Modern Java in Action

Overview: Modern Java (versions 8 through 11) marks a significant evolution in the language's history, shifting toward a functional programming style to better utilize multicore processors. This lesson covers the three pillars of this change: the Streams API for declarative data processing, behavior parameterization (passing code to methods), and structural improvements like default methods and modules that enable the ecosystem to evolve without breaking existing codebases.

Learning Outcomes:

• Analyze Java’s evolution within the programming ecosystem and its adaptation to multicore hardware.
• Implement behavior parameterization using method references and lambdas to pass code as a "first-class citizen."
• Distinguish between internal and external iteration and explain how the Streams API facilitates parallelism.

Overview: This lesson explores behavior parameterization, a software development pattern that allows a method to receive multiple different behaviors as parameters. By progressing through the "Farmer Inventory Problem," students will learn how to cope with changing requirements by evolving code from rigid, hardcoded methods to flexible, abstract, and concise implementations using anonymous classes and lambda expressions.

Learning Outcomes:

• Identify how behavior parameterization solves the problem of "coping with changing requirements" in software evolution.
• Implement the Strategy design pattern using Predicates to filter data by abstract criteria.
• Reduce code verbosity by transitioning from named classes to anonymous classes and finally to lambda expressions.

Overview: This lesson covers the transition from boilerplate-heavy anonymous classes to concise Lambda expressions in Java. Students will explore the structural components of lambdas, the critical role of functional interfaces and their descriptors, and how to apply the "execute-around" pattern for cleaner resource management. The lesson concludes with advanced techniques including method references and the composition of functions, predicates, and comparators to build complex logic from simple building blocks.

Learning Outcomes:

• Identify and write valid lambda expressions using both expression and block syntax styles.
• Implement the execute-around pattern to improve code reusability in resource-intensive tasks.
• Utilize standard functional interfaces and their primitive specializations to optimize performance.

Overview: This lesson introduces Java Streams as a sequence of elements from a source that supports data-processing operations. Students will explore how streams differ from collections—moving from "eager" storage to "on-demand" computation—and learn the fundamental shift from external iteration (manual) to internal iteration (library-managed).

Learning Outcomes:

• Define a Java Stream and identify its primary characteristics (Declarative, Composable, Parallelizable).
• Differentiate between collections and streams using the DVD vs. Internet Streaming metaphor.
• Explain the "traversable only once" rule and identify the IllegalStateException when violated.

Overview: This lesson explores advanced data processing patterns using the Java Stream API, moving beyond basic iteration to complex functional transformations. It covers sophisticated filtering and slicing techniques, mapping strategies to handle nested data, specialized numeric streams for performance optimization, and various methods for building streams from external sources including files and infinite generators.

Learning Outcomes:

• Apply advanced filtering and slicing operations (distinct, limit, skip, takeWhile, dropWhile) to precisely control stream data flow.
• Transform and flatten complex data structures using map and flatMap.

WRITTEN TASKS:
(a) Translate this sentence from the Modern Java course outline into Spanish: "This lesson introduces Java Streams as a sequence of elements from a source that supports data-processing operations."
(b) Carry the Modern Java course outline forward from its last sentence.
The lines after this point have no part in this work.

Element box records:

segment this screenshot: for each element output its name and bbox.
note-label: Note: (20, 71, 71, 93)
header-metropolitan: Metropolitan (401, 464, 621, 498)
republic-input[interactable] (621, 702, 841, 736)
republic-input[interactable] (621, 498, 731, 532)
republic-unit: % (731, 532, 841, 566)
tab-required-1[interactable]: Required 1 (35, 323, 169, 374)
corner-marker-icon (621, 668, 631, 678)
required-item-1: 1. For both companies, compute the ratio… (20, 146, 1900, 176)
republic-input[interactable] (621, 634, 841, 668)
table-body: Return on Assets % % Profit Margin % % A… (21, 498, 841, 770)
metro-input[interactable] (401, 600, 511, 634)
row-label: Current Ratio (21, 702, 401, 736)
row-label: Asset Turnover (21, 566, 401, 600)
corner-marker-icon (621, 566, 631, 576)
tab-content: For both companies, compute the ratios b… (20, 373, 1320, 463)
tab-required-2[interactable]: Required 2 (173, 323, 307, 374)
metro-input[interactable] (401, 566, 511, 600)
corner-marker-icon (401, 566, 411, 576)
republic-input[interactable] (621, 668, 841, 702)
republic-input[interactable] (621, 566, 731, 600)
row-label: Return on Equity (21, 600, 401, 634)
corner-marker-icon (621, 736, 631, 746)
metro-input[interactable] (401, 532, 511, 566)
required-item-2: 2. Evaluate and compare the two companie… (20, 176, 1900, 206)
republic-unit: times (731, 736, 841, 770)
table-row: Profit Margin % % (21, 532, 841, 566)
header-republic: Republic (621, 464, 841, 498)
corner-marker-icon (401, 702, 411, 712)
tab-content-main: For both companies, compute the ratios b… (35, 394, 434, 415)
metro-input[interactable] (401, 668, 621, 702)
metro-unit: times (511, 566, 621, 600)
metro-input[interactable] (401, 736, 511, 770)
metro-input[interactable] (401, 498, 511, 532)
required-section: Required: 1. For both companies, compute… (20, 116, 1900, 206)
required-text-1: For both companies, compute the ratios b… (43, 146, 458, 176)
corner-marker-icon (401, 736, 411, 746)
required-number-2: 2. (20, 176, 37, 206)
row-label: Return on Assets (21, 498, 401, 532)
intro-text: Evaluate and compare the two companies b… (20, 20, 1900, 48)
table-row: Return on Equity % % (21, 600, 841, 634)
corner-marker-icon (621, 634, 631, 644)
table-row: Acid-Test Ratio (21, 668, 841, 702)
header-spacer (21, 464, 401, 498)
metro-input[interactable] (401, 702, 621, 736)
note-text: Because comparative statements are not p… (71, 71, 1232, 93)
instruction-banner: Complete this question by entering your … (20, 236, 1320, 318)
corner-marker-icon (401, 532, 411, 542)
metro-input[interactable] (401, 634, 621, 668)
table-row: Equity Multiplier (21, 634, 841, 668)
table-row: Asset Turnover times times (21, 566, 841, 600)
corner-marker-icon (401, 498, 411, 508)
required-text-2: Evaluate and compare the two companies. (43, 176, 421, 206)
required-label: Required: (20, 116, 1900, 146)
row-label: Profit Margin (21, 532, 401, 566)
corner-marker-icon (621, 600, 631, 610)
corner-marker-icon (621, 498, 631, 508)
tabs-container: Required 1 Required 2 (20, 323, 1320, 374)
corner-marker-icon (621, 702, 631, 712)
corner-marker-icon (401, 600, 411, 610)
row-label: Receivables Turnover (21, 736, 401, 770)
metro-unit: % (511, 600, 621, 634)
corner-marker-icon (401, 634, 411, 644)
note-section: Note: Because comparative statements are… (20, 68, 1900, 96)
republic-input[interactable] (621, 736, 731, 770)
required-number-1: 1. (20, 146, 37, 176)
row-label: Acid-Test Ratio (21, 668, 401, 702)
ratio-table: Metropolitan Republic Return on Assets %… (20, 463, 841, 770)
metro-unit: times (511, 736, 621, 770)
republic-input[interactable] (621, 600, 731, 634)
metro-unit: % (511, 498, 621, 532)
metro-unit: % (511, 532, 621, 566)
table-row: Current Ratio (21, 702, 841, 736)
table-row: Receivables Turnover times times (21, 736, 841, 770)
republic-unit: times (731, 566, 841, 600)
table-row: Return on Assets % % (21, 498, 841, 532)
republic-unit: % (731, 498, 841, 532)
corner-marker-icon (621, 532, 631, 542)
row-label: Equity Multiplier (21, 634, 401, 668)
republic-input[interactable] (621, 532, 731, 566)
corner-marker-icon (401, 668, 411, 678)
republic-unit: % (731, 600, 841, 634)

--

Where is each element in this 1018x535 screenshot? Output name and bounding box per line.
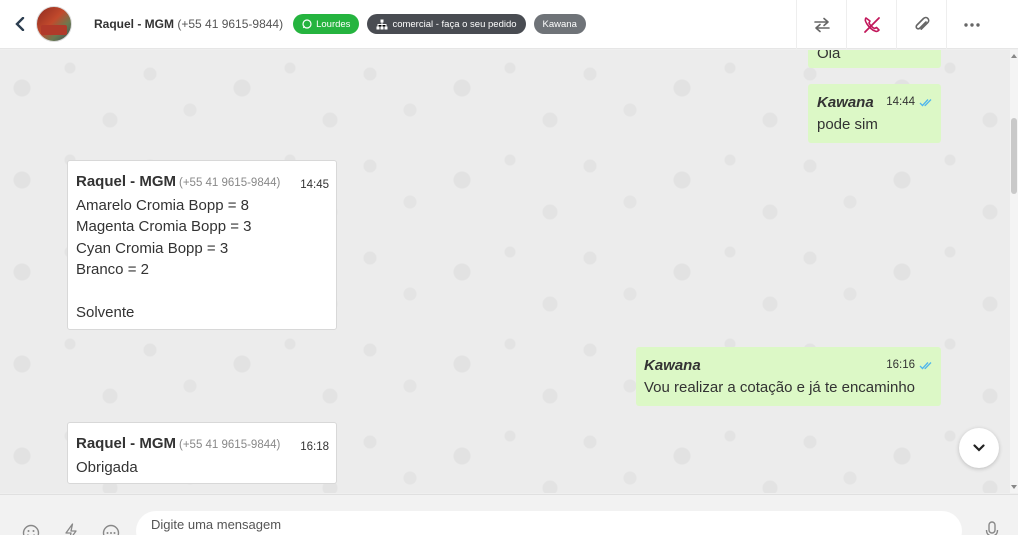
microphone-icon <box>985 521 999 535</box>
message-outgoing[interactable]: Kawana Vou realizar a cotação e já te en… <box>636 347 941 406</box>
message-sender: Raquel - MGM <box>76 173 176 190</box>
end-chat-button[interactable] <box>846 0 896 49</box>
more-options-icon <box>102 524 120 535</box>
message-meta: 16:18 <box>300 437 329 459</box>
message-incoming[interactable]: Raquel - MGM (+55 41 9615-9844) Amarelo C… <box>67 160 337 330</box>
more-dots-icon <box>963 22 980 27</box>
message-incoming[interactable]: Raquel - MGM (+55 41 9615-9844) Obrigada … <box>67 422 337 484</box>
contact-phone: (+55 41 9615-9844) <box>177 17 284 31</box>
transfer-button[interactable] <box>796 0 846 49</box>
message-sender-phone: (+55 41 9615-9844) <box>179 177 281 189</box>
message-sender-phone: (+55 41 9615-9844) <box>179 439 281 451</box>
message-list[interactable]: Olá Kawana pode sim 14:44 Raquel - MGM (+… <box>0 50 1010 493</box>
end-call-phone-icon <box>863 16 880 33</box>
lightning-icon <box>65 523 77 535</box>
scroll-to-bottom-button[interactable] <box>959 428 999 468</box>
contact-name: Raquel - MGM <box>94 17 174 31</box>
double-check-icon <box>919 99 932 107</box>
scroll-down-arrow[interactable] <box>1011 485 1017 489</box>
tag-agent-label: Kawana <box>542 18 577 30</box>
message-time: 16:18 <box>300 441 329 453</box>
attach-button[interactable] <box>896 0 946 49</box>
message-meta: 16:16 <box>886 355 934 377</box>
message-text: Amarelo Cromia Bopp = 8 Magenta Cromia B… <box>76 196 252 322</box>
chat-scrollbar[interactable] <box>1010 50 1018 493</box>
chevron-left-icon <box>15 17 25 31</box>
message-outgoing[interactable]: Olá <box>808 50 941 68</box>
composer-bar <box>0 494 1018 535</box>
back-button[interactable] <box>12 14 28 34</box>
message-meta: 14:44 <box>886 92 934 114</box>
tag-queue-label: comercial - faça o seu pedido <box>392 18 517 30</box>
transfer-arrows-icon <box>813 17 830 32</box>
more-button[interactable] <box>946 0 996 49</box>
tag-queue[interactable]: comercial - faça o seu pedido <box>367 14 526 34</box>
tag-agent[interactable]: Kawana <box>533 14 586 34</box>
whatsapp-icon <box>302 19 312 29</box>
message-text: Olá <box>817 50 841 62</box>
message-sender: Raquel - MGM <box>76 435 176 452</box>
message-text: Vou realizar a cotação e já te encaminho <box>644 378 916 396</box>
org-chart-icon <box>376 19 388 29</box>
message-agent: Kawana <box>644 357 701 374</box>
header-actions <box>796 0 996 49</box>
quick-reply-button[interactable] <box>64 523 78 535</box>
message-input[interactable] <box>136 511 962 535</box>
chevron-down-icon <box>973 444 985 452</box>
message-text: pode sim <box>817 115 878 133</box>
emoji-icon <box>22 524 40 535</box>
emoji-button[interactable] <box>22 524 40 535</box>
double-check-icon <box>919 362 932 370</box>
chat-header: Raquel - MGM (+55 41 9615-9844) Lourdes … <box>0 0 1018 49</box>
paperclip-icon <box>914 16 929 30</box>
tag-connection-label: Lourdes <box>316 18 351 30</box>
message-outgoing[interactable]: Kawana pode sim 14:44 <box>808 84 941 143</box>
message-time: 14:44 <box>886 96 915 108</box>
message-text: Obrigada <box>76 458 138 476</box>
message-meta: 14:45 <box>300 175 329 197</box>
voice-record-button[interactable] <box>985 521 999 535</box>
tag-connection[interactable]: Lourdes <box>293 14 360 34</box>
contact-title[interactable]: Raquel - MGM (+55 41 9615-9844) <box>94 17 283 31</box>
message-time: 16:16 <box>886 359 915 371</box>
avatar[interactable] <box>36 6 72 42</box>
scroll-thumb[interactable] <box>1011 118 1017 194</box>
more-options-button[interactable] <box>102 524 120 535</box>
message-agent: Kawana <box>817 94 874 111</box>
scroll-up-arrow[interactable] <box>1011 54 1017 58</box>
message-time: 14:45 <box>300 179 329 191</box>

FINAL ANSWERS:
(a) Esta lección presenta los Java Streams como una secuencia de elementos de una fuente que admite operaciones de procesamiento de datos.

(b)
• Utilize primitive stream specializations (IntStream, etc.) and Optional primitives to optimize performance and handle potential null values safely.

Overview: This lesson explores the collect terminal operation as an advanced reduction mechanism in Java Streams. It transitions from basic predefined collectors for summarization and string joining to complex data structures through multilevel grouping and partitioning. Finally, it provides a deep dive into the Collector interface, empowering developers to build custom, high-performance collectors for specialized data processing tasks.

Learning Outcomes:

• Implement predefined collectors to perform summarization (max, min, sum, average) and string concatenation.
• Construct complex, nested data structures using multilevel grouping and partitioning techniques.
• Deconstruct and implement the Collector interface methods (supplier, accumulator, finisher, combiner) to create custom collection logic.

Overview: This lesson covers the transition from sequential to parallel data processing in Java. It explores how to leverage multi-core architectures using parallel streams, the underlying Fork/Join framework, and the Spliterator interface. Learners will gain the ability to measure performance accurately and identify when parallelization is beneficial versus when it introduces overhead or correctness issues.

Learning Outcomes:

• Convert sequential streams to parallel and understand the global impact of pipeline configuration.
• Identify and avoid common pitfalls of parallel processing, such as shared mutable state and inefficient data structures.
• Implement custom parallel logic using the RecursiveTask class and the work-stealing algorithm.

Overview: This lesson covers the modernizing features introduced in the Java Collection API (Java 8 and 9). You will learn how to use factory methods for creating concise, immutable collections and explore new idiomatic methods for modifying Lists and Sets and managing complex Map operations like computing and merging values.

Learning Outcomes:

• Create immutable Lists, Sets, and Maps using concise factory methods.
• Safely modify collections using removeIf and replaceAll without ConcurrentModificationException.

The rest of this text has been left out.